### Task requirements
Every entry that follows needs to be repeated exactly.

[Data items]
'''

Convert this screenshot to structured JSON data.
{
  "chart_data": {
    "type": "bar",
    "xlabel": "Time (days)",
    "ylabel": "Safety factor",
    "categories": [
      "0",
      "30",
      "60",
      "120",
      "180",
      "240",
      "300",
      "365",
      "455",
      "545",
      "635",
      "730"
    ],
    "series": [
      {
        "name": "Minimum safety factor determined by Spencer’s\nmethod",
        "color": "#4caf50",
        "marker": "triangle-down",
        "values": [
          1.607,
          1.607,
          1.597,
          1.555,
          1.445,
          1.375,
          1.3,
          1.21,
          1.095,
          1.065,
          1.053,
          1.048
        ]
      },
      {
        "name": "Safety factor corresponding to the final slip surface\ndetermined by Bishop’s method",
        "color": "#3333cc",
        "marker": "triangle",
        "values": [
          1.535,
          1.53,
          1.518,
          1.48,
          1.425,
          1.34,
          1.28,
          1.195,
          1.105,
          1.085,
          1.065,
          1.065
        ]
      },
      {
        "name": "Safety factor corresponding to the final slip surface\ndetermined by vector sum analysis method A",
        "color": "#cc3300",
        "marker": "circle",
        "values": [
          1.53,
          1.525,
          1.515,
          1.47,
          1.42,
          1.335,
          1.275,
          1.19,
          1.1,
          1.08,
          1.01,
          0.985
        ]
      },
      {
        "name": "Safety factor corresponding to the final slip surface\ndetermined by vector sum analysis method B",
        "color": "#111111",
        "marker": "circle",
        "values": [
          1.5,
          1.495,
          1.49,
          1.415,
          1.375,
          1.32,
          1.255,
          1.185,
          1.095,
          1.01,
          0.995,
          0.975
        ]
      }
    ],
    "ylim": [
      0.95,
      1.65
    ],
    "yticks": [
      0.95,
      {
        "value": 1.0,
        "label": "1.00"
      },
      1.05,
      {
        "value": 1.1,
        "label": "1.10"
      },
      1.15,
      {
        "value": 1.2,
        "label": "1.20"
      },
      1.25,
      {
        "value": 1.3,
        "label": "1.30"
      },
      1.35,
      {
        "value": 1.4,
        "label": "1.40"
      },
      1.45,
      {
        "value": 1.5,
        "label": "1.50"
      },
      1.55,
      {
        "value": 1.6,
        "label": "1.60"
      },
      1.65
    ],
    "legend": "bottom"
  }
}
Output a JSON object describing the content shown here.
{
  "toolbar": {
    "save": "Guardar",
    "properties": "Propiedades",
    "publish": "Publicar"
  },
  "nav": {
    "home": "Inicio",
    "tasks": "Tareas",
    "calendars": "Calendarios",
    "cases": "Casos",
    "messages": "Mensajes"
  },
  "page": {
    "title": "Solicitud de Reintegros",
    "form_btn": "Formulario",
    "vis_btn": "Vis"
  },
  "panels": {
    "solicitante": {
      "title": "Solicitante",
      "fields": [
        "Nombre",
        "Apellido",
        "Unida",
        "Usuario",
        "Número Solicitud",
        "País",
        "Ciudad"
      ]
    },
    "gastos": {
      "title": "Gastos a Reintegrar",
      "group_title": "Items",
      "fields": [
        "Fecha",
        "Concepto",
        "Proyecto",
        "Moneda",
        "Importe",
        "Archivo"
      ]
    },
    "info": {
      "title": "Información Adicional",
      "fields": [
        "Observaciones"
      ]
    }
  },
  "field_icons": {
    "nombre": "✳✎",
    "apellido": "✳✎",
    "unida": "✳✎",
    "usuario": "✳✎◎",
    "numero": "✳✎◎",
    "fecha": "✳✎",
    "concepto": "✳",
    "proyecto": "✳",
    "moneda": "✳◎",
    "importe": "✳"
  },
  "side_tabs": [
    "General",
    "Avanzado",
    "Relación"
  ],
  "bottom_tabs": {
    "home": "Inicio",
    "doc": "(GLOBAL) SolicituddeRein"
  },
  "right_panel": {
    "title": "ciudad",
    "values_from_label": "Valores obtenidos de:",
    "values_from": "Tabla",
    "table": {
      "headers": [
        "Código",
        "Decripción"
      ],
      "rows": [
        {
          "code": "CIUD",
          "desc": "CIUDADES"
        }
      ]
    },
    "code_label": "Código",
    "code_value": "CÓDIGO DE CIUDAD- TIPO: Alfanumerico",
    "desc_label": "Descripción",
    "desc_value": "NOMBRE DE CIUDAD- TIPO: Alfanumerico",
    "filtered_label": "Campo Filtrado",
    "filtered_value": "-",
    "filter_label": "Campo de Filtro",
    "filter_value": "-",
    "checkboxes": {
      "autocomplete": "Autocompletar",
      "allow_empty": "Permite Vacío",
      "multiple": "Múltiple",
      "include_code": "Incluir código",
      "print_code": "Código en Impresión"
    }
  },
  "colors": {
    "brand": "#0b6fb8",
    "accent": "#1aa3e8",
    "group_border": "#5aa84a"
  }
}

'''

### Output of the task
Convert this screenshot to structured JSON data.
{
  "chart_data": {
    "type": "bar",
    "xlabel": "Time (days)",
    "ylabel": "Safety factor",
    "categories": [
      "0",
      "30",
      "60",
      "120",
      "180",
      "240",
      "300",
      "365",
      "455",
      "545",
      "635",
      "730"
    ],
    "series": [
      {
        "name": "Minimum safety factor determined by Spencer’s\nmethod",
        "color": "#4caf50",
        "marker": "triangle-down",
        "values": [
          1.607,
          1.607,
          1.597,
          1.555,
          1.445,
          1.375,
          1.3,
          1.21,
          1.095,
          1.065,
          1.053,
          1.048
        ]
      },
      {
        "name": "Safety factor corresponding to the final slip surface\ndetermined by Bishop’s method",
        "color": "#3333cc",
        "marker": "triangle",
        "values": [
          1.535,
          1.53,
          1.518,
          1.48,
          1.425,
          1.34,
          1.28,
          1.195,
          1.105,
          1.085,
          1.065,
          1.065
        ]
      },
      {
        "name": "Safety factor corresponding to the final slip surface\ndetermined by vector sum analysis method A",
        "color": "#cc3300",
        "marker": "circle",
        "values": [
          1.53,
          1.525,
          1.515,
          1.47,
          1.42,
          1.335,
          1.275,
          1.19,
          1.1,
          1.08,
          1.01,
          0.985
        ]
      },
      {
        "name": "Safety factor corresponding to the final slip surface\ndetermined by vector sum analysis method B",
        "color": "#111111",
        "marker": "circle",
        "values": [
          1.5,
          1.495,
          1.49,
          1.415,
          1.375,
          1.32,
          1.255,
          1.185,
          1.095,
          1.01,
          0.995,
          0.975
        ]
      }
    ],
    "ylim": [
      0.95,
      1.65
    ],
    "yticks": [
      0.95,
      {
        "value": 1.0,
        "label": "1.00"
      },
      1.05,
      {
        "value": 1.1,
        "label": "1.10"
      },
      1.15,
      {
        "value": 1.2,
        "label": "1.20"
      },
      1.25,
      {
        "value": 1.3,
        "label": "1.30"
      },
      1.35,
      {
        "value": 1.4,
        "label": "1.40"
      },
      1.45,
      {
        "value": 1.5,
        "label": "1.50"
      },
      1.55,
      {
        "value": 1.6,
        "label": "1.60"
      },
      1.65
    ],
    "legend": "bottom"
  }
}
Output a JSON object describing the content shown here.
{
  "toolbar": {
    "save": "Guardar",
    "properties": "Propiedades",
    "publish": "Publicar"
  },
  "nav": {
    "home": "Inicio",
    "tasks": "Tareas",
    "calendars": "Calendarios",
    "cases": "Casos",
    "messages": "Mensajes"
  },
  "page": {
    "title": "Solicitud de Reintegros",
    "form_btn": "Formulario",
    "vis_btn": "Vis"
  },
  "panels": {
    "solicitante": {
      "title": "Solicitante",
      "fields": [
        "Nombre",
        "Apellido",
        "Unida",
        "Usuario",
        "Número Solicitud",
        "País",
        "Ciudad"
      ]
    },
    "gastos": {
      "title": "Gastos a Reintegrar",
      "group_title": "Items",
      "fields": [
        "Fecha",
        "Concepto",
        "Proyecto",
        "Moneda",
        "Importe",
        "Archivo"
      ]
    },
    "info": {
      "title": "Información Adicional",
      "fields": [
        "Observaciones"
      ]
    }
  },
  "field_icons": {
    "nombre": "✳✎",
    "apellido": "✳✎",
    "unida": "✳✎",
    "usuario": "✳✎◎",
    "numero": "✳✎◎",
    "fecha": "✳✎",
    "concepto": "✳",
    "proyecto": "✳",
    "moneda": "✳◎",
    "importe": "✳"
  },
  "side_tabs": [
    "General",
    "Avanzado",
    "Relación"
  ],
  "bottom_tabs": {
    "home": "Inicio",
    "doc": "(GLOBAL) SolicituddeRein"
  },
  "right_panel": {
    "title": "ciudad",
    "values_from_label": "Valores obtenidos de:",
    "values_from": "Tabla",
    "table": {
      "headers": [
        "Código",
        "Decripción"
      ],
      "rows": [
        {
          "code": "CIUD",
          "desc": "CIUDADES"
        }
      ]
    },
    "code_label": "Código",
    "code_value": "CÓDIGO DE CIUDAD- TIPO: Alfanumerico",
    "desc_label": "Descripción",
    "desc_value": "NOMBRE DE CIUDAD- TIPO: Alfanumerico",
    "filtered_label": "Campo Filtrado",
    "filtered_value": "-",
    "filter_label": "Campo de Filtro",
    "filter_value": "-",
    "checkboxes": {
      "autocomplete": "Autocompletar",
      "allow_empty": "Permite Vacío",
      "multiple": "Múltiple",
      "include_code": "Incluir código",
      "print_code": "Código en Impresión"
    }
  },
  "colors": {
    "brand": "#0b6fb8",
    "accent": "#1aa3e8",
    "group_border": "#5aa84a"
  }
}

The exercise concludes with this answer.